LISTING:
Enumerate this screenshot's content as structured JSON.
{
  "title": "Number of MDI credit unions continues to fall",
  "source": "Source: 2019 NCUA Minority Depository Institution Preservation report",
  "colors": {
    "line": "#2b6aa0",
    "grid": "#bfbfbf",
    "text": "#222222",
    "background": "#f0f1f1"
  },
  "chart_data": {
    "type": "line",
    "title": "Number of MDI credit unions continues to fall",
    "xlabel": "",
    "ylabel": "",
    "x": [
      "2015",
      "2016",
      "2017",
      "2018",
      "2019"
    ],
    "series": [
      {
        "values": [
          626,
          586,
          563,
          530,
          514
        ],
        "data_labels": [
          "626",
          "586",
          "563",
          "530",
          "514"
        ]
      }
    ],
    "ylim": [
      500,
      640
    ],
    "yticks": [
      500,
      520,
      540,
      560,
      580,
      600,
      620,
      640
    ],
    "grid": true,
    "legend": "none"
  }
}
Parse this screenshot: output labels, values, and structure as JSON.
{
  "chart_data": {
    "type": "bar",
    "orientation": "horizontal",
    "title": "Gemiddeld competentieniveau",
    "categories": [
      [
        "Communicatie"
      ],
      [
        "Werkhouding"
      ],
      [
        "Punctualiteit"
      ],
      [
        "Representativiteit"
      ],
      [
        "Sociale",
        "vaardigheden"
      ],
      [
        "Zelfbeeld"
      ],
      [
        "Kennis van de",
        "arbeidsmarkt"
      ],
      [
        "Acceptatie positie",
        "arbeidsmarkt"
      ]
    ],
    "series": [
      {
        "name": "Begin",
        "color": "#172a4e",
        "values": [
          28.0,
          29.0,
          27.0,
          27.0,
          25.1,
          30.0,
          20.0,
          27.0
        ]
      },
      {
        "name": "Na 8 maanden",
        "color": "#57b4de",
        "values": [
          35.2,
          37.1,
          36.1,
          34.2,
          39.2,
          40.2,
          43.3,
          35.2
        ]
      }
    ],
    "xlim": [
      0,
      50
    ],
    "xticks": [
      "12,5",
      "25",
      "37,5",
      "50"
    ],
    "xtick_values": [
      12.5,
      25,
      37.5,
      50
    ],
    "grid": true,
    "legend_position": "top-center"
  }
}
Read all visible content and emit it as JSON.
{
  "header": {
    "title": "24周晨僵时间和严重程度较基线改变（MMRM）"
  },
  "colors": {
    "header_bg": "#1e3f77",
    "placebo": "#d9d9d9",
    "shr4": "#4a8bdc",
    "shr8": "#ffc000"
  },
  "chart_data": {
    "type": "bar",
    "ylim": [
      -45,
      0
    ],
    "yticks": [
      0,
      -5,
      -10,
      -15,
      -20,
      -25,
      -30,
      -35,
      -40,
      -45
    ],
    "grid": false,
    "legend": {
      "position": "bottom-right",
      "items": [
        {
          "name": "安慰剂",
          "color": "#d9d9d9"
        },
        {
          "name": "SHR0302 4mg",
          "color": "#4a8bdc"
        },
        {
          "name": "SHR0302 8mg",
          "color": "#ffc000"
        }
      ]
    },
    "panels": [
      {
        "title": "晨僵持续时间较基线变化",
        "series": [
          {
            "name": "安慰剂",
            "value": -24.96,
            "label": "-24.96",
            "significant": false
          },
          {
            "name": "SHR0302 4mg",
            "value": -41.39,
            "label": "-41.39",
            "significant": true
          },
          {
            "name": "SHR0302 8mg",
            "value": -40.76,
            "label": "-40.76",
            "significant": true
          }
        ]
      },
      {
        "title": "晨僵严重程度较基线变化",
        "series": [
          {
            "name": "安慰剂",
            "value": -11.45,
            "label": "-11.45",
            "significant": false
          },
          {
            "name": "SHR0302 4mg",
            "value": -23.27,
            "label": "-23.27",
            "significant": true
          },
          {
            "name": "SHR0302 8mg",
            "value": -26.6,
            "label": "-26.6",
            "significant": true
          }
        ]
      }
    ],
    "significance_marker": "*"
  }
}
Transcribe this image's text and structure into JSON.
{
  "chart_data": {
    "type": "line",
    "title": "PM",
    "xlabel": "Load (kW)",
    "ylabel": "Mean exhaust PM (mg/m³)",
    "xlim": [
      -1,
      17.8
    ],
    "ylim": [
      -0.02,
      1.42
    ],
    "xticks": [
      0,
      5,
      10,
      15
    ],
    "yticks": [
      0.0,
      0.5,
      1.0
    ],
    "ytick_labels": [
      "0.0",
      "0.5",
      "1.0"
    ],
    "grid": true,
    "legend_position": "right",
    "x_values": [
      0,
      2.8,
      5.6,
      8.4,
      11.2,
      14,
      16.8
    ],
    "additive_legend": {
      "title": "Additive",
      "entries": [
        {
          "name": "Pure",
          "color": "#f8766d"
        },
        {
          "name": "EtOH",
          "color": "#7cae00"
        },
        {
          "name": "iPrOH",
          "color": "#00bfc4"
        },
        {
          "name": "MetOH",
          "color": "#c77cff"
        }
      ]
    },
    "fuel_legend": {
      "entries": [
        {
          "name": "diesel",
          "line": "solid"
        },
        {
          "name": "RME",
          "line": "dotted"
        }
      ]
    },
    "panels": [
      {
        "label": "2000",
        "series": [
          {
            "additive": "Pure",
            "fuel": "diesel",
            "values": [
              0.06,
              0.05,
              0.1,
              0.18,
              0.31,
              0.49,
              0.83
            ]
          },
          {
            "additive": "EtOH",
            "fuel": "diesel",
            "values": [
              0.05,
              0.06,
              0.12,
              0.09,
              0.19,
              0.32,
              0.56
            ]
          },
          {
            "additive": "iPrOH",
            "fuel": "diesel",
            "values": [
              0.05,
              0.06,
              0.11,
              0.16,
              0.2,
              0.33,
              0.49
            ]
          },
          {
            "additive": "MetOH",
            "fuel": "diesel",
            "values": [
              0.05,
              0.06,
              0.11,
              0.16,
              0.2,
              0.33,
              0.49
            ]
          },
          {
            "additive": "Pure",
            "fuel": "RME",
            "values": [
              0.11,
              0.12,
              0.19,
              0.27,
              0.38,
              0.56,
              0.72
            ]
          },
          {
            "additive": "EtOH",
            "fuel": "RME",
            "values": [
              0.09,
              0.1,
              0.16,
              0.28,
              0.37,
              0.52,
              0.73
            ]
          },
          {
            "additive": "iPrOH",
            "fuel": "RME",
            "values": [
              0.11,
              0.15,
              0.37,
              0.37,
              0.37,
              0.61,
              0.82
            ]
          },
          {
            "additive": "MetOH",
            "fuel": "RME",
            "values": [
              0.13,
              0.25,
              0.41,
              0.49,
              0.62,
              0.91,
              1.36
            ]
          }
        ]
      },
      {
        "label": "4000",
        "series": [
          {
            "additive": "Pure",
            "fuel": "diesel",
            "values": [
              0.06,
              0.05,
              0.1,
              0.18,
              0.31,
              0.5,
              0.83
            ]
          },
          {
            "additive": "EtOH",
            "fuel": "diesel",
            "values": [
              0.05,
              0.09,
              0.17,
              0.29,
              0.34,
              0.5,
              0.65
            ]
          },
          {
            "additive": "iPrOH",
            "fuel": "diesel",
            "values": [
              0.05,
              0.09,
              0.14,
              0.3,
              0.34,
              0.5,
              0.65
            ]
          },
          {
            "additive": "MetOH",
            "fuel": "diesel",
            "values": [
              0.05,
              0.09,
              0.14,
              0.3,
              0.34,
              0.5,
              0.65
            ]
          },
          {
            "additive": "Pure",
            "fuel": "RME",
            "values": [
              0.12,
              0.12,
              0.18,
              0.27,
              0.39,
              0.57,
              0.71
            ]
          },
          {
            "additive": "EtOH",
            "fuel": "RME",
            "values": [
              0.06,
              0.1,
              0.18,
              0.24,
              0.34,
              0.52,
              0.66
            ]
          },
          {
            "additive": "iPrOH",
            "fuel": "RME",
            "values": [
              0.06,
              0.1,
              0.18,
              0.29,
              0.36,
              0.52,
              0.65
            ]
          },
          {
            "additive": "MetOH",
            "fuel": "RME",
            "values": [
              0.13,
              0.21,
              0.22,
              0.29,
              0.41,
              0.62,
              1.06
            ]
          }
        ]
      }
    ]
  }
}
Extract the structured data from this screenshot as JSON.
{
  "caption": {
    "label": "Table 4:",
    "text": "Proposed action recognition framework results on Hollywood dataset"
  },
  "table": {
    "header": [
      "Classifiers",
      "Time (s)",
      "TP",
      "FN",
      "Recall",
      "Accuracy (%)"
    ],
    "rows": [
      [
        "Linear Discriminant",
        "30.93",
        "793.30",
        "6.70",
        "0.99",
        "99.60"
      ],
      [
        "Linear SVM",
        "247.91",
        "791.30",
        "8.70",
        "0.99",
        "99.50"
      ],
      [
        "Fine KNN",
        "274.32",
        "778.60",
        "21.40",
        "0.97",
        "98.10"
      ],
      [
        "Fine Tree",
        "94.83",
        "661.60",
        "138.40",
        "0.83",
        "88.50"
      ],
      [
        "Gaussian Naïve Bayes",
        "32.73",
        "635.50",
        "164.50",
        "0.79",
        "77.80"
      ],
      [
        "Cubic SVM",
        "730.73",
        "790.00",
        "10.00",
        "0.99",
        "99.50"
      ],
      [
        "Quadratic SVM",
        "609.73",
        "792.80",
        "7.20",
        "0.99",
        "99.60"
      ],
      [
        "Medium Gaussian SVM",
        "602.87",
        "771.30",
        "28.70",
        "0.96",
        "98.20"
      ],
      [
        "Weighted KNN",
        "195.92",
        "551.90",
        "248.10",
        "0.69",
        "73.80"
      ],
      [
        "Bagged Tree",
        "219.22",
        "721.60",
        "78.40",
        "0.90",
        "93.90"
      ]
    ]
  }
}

TASK BRIEF: Answer only with how many lines in the records include "this".

WRITTEN ANSWER: 4